Source ->
────────────────

Unlike the Twitter account of the United States Central Command, which was seized around the same time by hackers proclaiming allegiance to the Islamic State, this was no hack. Later tweets explained the cryptic message: “Our book program arranged to publish the 1st Russian-language edition of Pasternak’s Doctor #Zhivago – a book banned in the USSR.”
It had been long suspected that the CIA had played a role in smuggling Pasternak’s famous novel, rejected by the censors for its unrosy depiction of Soviet life. But the agency remained quiet until a Freedom of Information Act request revealed a trove of documents in April 2013, detailing its intimate, often bumbling, involvement in arranging the book’s publication and smuggling in the USSR.
Why go to all this trouble for a simple book? After all, it’s hard to imagine a single book propelling the American populace one way or the other, but then again, a Russian’s relationship with their literature was and remains much deeper than ours. Rare is the Russian who has not read Tolstoy’s weighty masterpieces, and common are nine year olds who would cite Dostoyevsky as their favorite author.
Books are “the most important and most powerful weapons in socialist culture,” in the words of Maxim Gorky.
“Only in Russia poetry is respected—it gets people killed. Is there anywhere else where poetry is so common a motive for murder?” the poet Osip Mandelstam said. In one of irony’s sick twists, he himself would die in a Siberian camp after writing an anti-Stalin poem.
It is said that Pasternak, who was most known for his poetry and not his novels within the USSR, was taken off an execution list by Stalin himself, who remarked: “Leave him. He’s a cloud dweller.”
Writers were one of the few holdouts of resistance to the Communist Party of the Soviet Union, which desperately wanted to inculcate partiinost, or “party mindedness,” and engender a new literature that extolled socialist virtues and glorified Soviet life.
The politburo wanted literature to be returned to its “traditional position as the handmaiden of politics,” as a CIA Soviet Staff study put it. “In the Soviet context…the artist is viewed as a ‘transmission belt,’ an ‘engineer of the human soul,’ whose function is to popularize official directives.”
Addressing the 1959 Writers’ Congress, Soviet leader Nikita Khrushchev put it this way: “Listen, dear friends. If there is anyone who discloses and lays bare deficiencies and vices…it is the party and the central committee.
To be a writer in the USSR, one had to be a member of the Soviet Union of Writers, which sought to supervise literature in that most soul-deadening and creativity-crushing mechanism known to man: committees.

────────────────

Data excerpts ->
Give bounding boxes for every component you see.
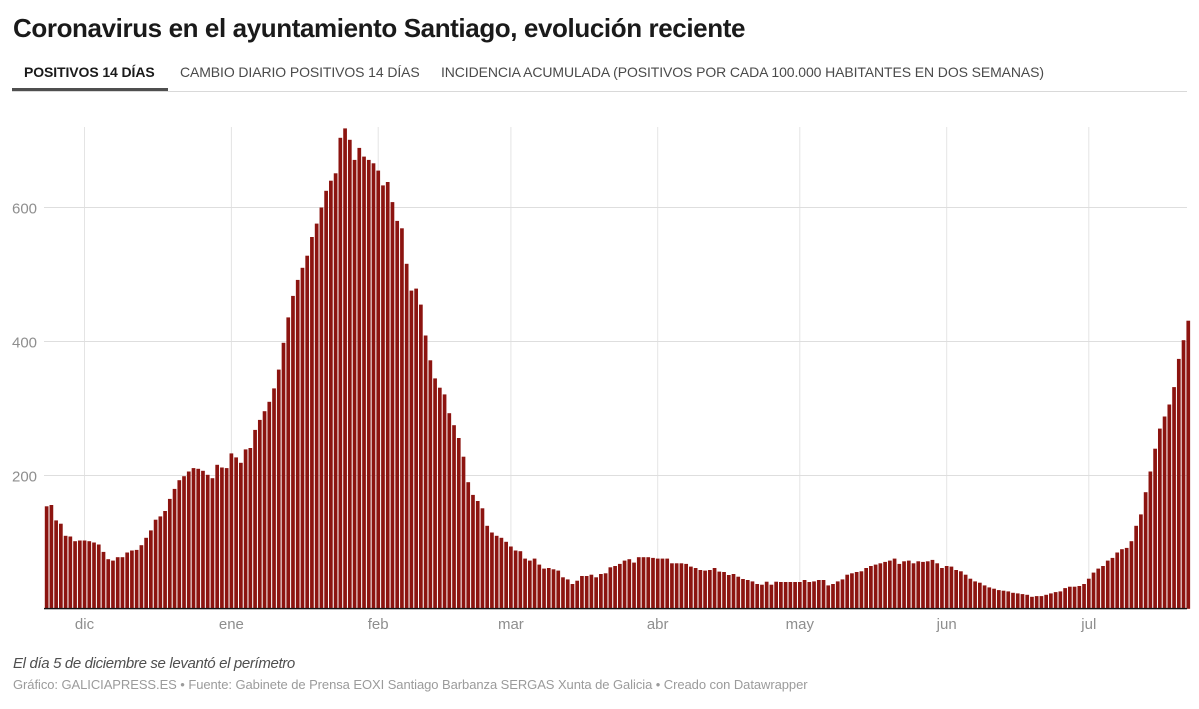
svg-text:ene: ene [219,616,244,633]
svg-text:feb: feb [368,616,389,633]
svg-text:dic: dic [75,616,95,633]
svg-text:mar: mar [498,616,524,633]
svg-text:200: 200 [12,469,37,486]
svg-text:jul: jul [1080,616,1096,633]
svg-text:jun: jun [936,616,957,633]
svg-text:may: may [786,616,815,633]
svg-text:abr: abr [647,616,669,633]
svg-text:600: 600 [12,201,37,218]
svg-text:400: 400 [12,335,37,352]
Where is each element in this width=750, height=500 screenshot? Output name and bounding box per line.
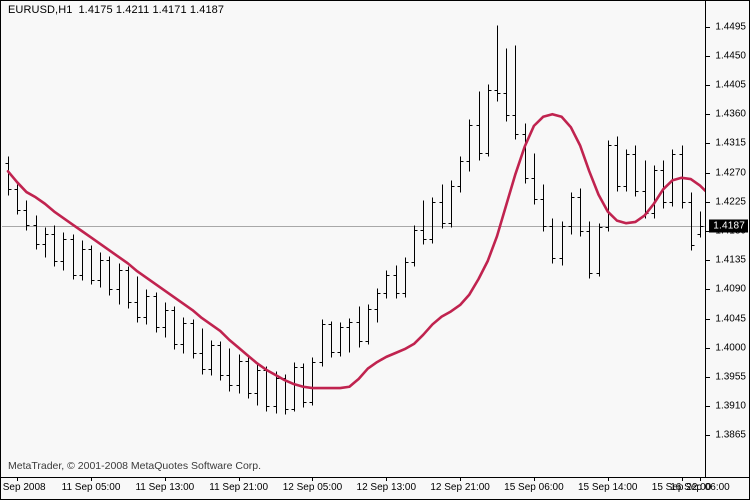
- time-axis-tick: [91, 477, 92, 481]
- time-axis-label: 12 Sep 21:00: [430, 482, 490, 493]
- time-axis-label: 15 Sep 22:00: [651, 482, 712, 493]
- price-axis-tick: [706, 56, 710, 57]
- price-axis-tick: [706, 173, 710, 174]
- time-axis-tick: [608, 477, 609, 481]
- chart-canvas[interactable]: [2, 2, 706, 478]
- price-axis-label: 1.4045: [715, 313, 746, 325]
- price-axis-tick: [706, 27, 710, 28]
- price-axis-tick: [706, 348, 710, 349]
- price-axis-label: 1.4405: [715, 79, 746, 91]
- time-axis-tick: [682, 477, 683, 481]
- time-axis-label: 11 Sep 21:00: [209, 482, 269, 493]
- ohlc-bars: [5, 25, 704, 415]
- price-axis-tick: [706, 202, 710, 203]
- ohlc-quote-label: 1.4175 1.4211 1.4171 1.4187: [78, 4, 225, 16]
- price-scale-axis[interactable]: 1.4495 1.4450 1.4405 1.4360 1.4315 1.4270 1.42…: [705, 0, 750, 478]
- price-axis-label: 1.3865: [715, 429, 746, 441]
- price-axis-label: 1.4270: [715, 167, 746, 179]
- price-axis-tick: [706, 289, 710, 290]
- time-axis-tick: [17, 477, 18, 481]
- time-axis-label: 12 Sep 13:00: [356, 482, 417, 493]
- time-axis-tick: [700, 477, 701, 481]
- price-axis-label: 1.3955: [715, 371, 746, 383]
- price-axis-label: 1.4225: [715, 196, 746, 208]
- price-axis-label: 1.4090: [715, 283, 746, 295]
- time-axis-label: 15 Sep 06:00: [504, 482, 564, 493]
- time-axis-label: 10 Sep 2008: [0, 482, 46, 493]
- price-axis-tick: [706, 435, 710, 436]
- chart-svg: [2, 25, 706, 415]
- price-axis-tick: [706, 260, 710, 261]
- time-axis-label: 16 Sep 06:00: [670, 482, 730, 493]
- price-axis-label: 1.4450: [715, 50, 746, 62]
- moving-average-line: [6, 112, 706, 390]
- price-axis-tick: [706, 377, 710, 378]
- time-axis-tick: [460, 477, 461, 481]
- price-axis-label: 1.3910: [715, 400, 746, 412]
- price-axis-tick: [706, 143, 710, 144]
- price-axis-tick: [706, 406, 710, 407]
- time-axis-label: 12 Sep 05:00: [282, 482, 343, 493]
- time-scale-axis[interactable]: 10 Sep 2008 11 Sep 05:00 11 Sep 13:00 11 Se…: [0, 477, 750, 500]
- time-axis-label: 11 Sep 05:00: [61, 482, 121, 493]
- symbol-header: EURUSD,H1 1.4175 1.4211 1.4171 1.4187: [8, 4, 224, 16]
- price-axis-label: 1.4315: [715, 137, 746, 149]
- price-axis-tick: [706, 114, 710, 115]
- symbol-period-label: EURUSD,H1: [8, 4, 73, 16]
- time-axis-tick: [312, 477, 313, 481]
- time-axis-tick: [165, 477, 166, 481]
- price-axis-tick: [706, 319, 710, 320]
- copyright-notice: MetaTrader, © 2001-2008 MetaQuotes Softw…: [8, 460, 262, 472]
- current-price-tag: 1.4187: [709, 219, 748, 233]
- price-axis-label: 1.4360: [715, 108, 746, 120]
- price-axis-label: 1.4135: [715, 254, 746, 266]
- time-axis-tick: [239, 477, 240, 481]
- time-axis-label: 11 Sep 13:00: [135, 482, 195, 493]
- price-axis-tick: [706, 231, 710, 232]
- time-axis-tick: [386, 477, 387, 481]
- time-axis-label: 15 Sep 14:00: [577, 482, 638, 493]
- price-axis-label: 1.4495: [715, 21, 746, 33]
- chart-plot-area[interactable]: EURUSD,H1 1.4175 1.4211 1.4171 1.4187 Met…: [0, 0, 706, 478]
- price-axis-label: 1.4000: [715, 342, 746, 354]
- time-axis-tick: [534, 477, 535, 481]
- price-axis-tick: [706, 85, 710, 86]
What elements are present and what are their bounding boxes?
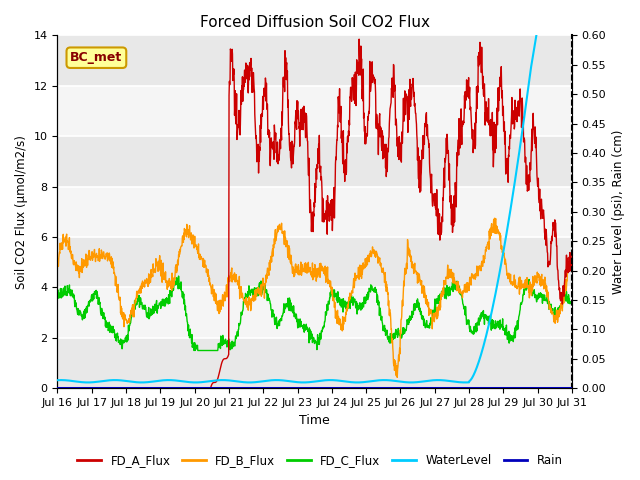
Bar xyxy=(58,86,572,136)
Text: BC_met: BC_met xyxy=(70,51,122,64)
Bar xyxy=(58,36,572,86)
Bar xyxy=(58,288,572,338)
Bar xyxy=(58,338,572,388)
Bar xyxy=(58,237,572,288)
Title: Forced Diffusion Soil CO2 Flux: Forced Diffusion Soil CO2 Flux xyxy=(200,15,429,30)
Bar xyxy=(58,136,572,187)
Y-axis label: Soil CO2 Flux (μmol/m2/s): Soil CO2 Flux (μmol/m2/s) xyxy=(15,135,28,289)
Legend: FD_A_Flux, FD_B_Flux, FD_C_Flux, WaterLevel, Rain: FD_A_Flux, FD_B_Flux, FD_C_Flux, WaterLe… xyxy=(73,449,567,472)
Bar xyxy=(58,187,572,237)
Y-axis label: Water Level (psi), Rain (cm): Water Level (psi), Rain (cm) xyxy=(612,130,625,294)
X-axis label: Time: Time xyxy=(300,414,330,427)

────────────────

Tasks for this exercise ->
1 > From the text on Doctor Zhivago, copy the part starting at "To be a writer" and ending at "to man: committees.".
2 > According to the text on Doctor Zhivago, what revealed a trove of CIA documents in April 2013?
3 > List every literary author named in the text on Doctor Zhivago.
The records are separate from the text on Doctor Zhivago and are unrelated to it.

Results of the tasks ->
1 >
To be a writer in the USSR, one had to be a member of the Soviet Union of Writers, which sought to supervise literature in that most soul-deadening and creativity-crushing mechanism known to man: committees.

2 > A Freedom of Information Act request.

3 >
Pasternak
Tolstoy
Dostoyevsky
Maxim Gorky
Osip Mandelstam